RECORDS SUPPLIED:
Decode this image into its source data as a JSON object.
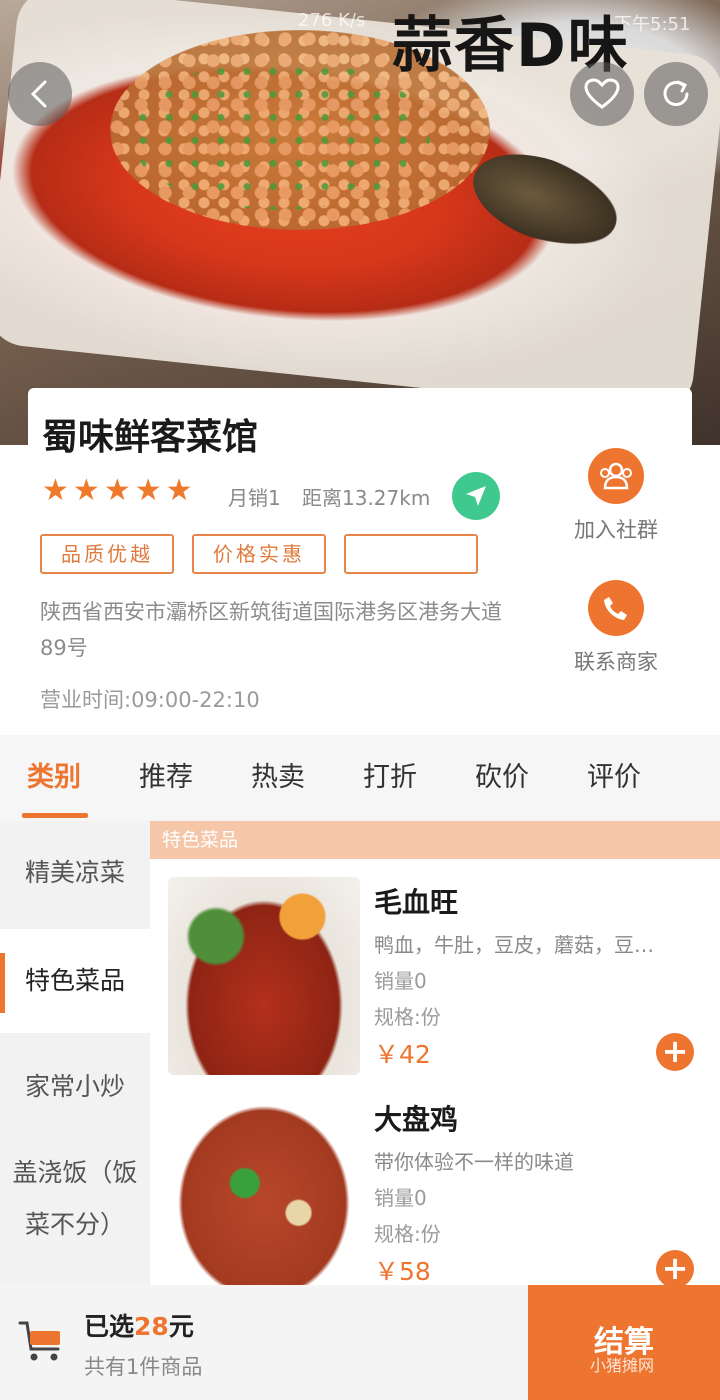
{
  "status_overlay": {
    "speed": "276 K/s",
    "time": "下午5:51"
  },
  "brand_logo": "蒜香D味",
  "shop": {
    "name": "蜀味鲜客菜馆",
    "rating_stars": 5,
    "monthly_sales": "月销1",
    "distance": "距离13.27km",
    "tags": [
      "品质优越",
      "价格实惠",
      ""
    ],
    "address": "陕西省西安市灞桥区新筑街道国际港务区港务大道89号",
    "hours": "营业时间:09:00-22:10",
    "join_group_label": "加入社群",
    "contact_label": "联系商家"
  },
  "tabs": [
    "类别",
    "推荐",
    "热卖",
    "打折",
    "砍价",
    "评价"
  ],
  "categories": [
    "精美凉菜",
    "特色菜品",
    "家常小炒",
    "盖浇饭（饭",
    "菜不分）"
  ],
  "section_title": "特色菜品",
  "foods": [
    {
      "name": "毛血旺",
      "desc": "鸭血，牛肚，豆皮，蘑菇，豆…",
      "sales": "销量0",
      "spec": "规格:份",
      "price": "￥42",
      "add": "+"
    },
    {
      "name": "大盘鸡",
      "desc": "带你体验不一样的味道",
      "sales": "销量0",
      "spec": "规格:份",
      "price": "￥58",
      "add": "+"
    }
  ],
  "cart": {
    "selected_prefix": "已选",
    "selected_amount": "28",
    "selected_suffix": "元",
    "count_text": "共有1件商品",
    "checkout_label": "结算"
  },
  "watermark": "小猪摊网",
  "colors": {
    "accent": "#ee7530",
    "nav_green": "#3fc98e",
    "section_head": "#f6c6a8"
  }
}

EXERCISE: Print each record exactly as it stands, leaving the images out.

ANSWER TO THIS TASK:
Decode this image into its source data as a JSON object.
{
  "status_overlay": {
    "speed": "276 K/s",
    "time": "下午5:51"
  },
  "brand_logo": "蒜香D味",
  "shop": {
    "name": "蜀味鲜客菜馆",
    "rating_stars": 5,
    "monthly_sales": "月销1",
    "distance": "距离13.27km",
    "tags": [
      "品质优越",
      "价格实惠",
      ""
    ],
    "address": "陕西省西安市灞桥区新筑街道国际港务区港务大道89号",
    "hours": "营业时间:09:00-22:10",
    "join_group_label": "加入社群",
    "contact_label": "联系商家"
  },
  "tabs": [
    "类别",
    "推荐",
    "热卖",
    "打折",
    "砍价",
    "评价"
  ],
  "categories": [
    "精美凉菜",
    "特色菜品",
    "家常小炒",
    "盖浇饭（饭",
    "菜不分）"
  ],
  "section_title": "特色菜品",
  "foods": [
    {
      "name": "毛血旺",
      "desc": "鸭血，牛肚，豆皮，蘑菇，豆…",
      "sales": "销量0",
      "spec": "规格:份",
      "price": "￥42",
      "add": "+"
    },
    {
      "name": "大盘鸡",
      "desc": "带你体验不一样的味道",
      "sales": "销量0",
      "spec": "规格:份",
      "price": "￥58",
      "add": "+"
    }
  ],
  "cart": {
    "selected_prefix": "已选",
    "selected_amount": "28",
    "selected_suffix": "元",
    "count_text": "共有1件商品",
    "checkout_label": "结算"
  },
  "watermark": "小猪摊网",
  "colors": {
    "accent": "#ee7530",
    "nav_green": "#3fc98e",
    "section_head": "#f6c6a8"
  }
}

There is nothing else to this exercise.